* **Required task**
In this exercise, return the whole listing exactly, excluding any images.

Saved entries
(begin)

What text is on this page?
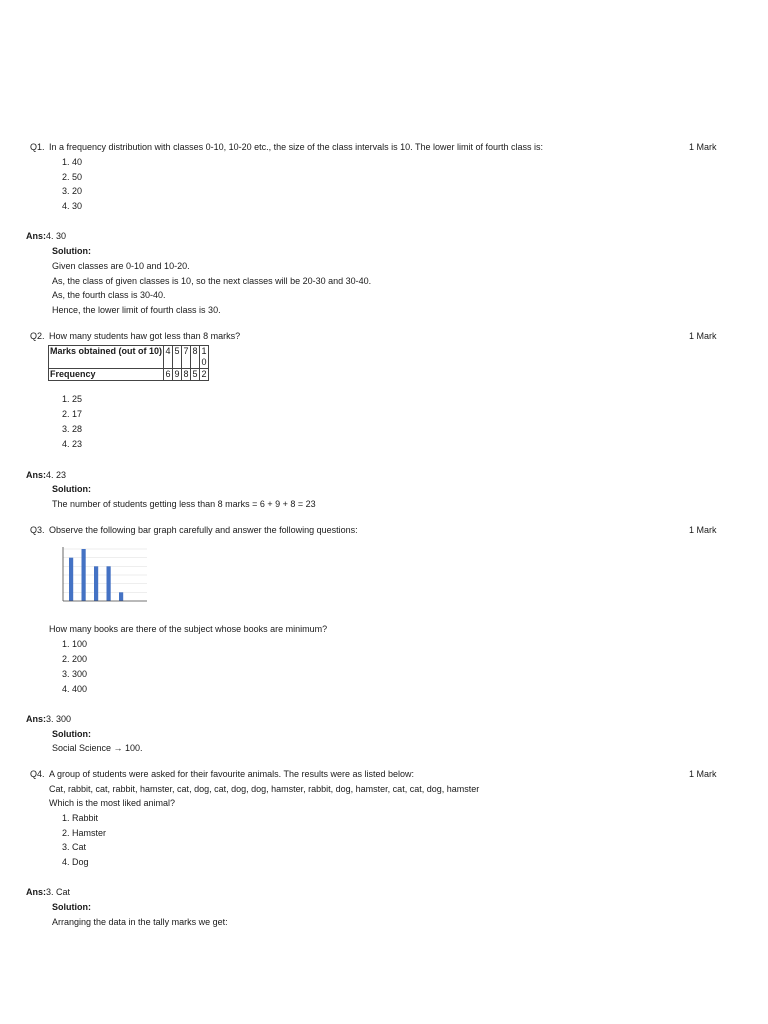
Q1. In a frequency distribution with classes 0-10, 10-20 etc., the size of the class intervals is 10. The lower limit of fourth class is:	1 Mark
1. 40
2. 50
3. 20
4. 30
Ans: 4. 30
Solution:
Given classes are 0-10 and 10-20.
As, the class of given classes is 10, so the next classes will be 20-30 and 30-40.
As, the fourth class is 30-40.
Hence, the lower limit of fourth class is 30.
Q2. How many students haw got less than 8 marks?	1 Mark
Marks obtained (out of 10)	4	5	7	8	10
Frequency	6	9	8	5	2
1. 25
2. 17
3. 28
4. 23
Ans: 4. 23
Solution:
The number of students getting less than 8 marks = 6 + 9 + 8 = 23
Q3. Observe the following bar graph carefully and answer the following questions:	1 Mark
How many books are there of the subject whose books are minimum?
1. 100
2. 200
3. 300
4. 400
Ans: 3. 300
Solution:
Social Science → 100.
Q4. A group of students were asked for their favourite animals. The results were as listed below:	1 Mark
Cat, rabbit, cat, rabbit, hamster, cat, dog, cat, dog, dog, hamster, rabbit, dog, hamster, cat, cat, dog, hamster
Which is the most liked animal?
1. Rabbit
2. Hamster
3. Cat
4. Dog
Ans: 3. Cat
Solution:
Arranging the data in the tally marks we get:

(end)

* **In response**
What text is on this page?
Q1. In a frequency distribution with classes 0-10, 10-20 etc., the size of the class intervals is 10. The lower limit of fourth class is:	1 Mark
1. 40
2. 50
3. 20
4. 30
Ans: 4. 30
Solution:
Given classes are 0-10 and 10-20.
As, the class of given classes is 10, so the next classes will be 20-30 and 30-40.
As, the fourth class is 30-40.
Hence, the lower limit of fourth class is 30.
Q2. How many students haw got less than 8 marks?	1 Mark
Marks obtained (out of 10)	4	5	7	8	10
Frequency	6	9	8	5	2
1. 25
2. 17
3. 28
4. 23
Ans: 4. 23
Solution:
The number of students getting less than 8 marks = 6 + 9 + 8 = 23
Q3. Observe the following bar graph carefully and answer the following questions:	1 Mark
How many books are there of the subject whose books are minimum?
1. 100
2. 200
3. 300
4. 400
Ans: 3. 300
Solution:
Social Science → 100.
Q4. A group of students were asked for their favourite animals. The results were as listed below:	1 Mark
Cat, rabbit, cat, rabbit, hamster, cat, dog, cat, dog, dog, hamster, rabbit, dog, hamster, cat, cat, dog, hamster
Which is the most liked animal?
1. Rabbit
2. Hamster
3. Cat
4. Dog
Ans: 3. Cat
Solution:
Arranging the data in the tally marks we get:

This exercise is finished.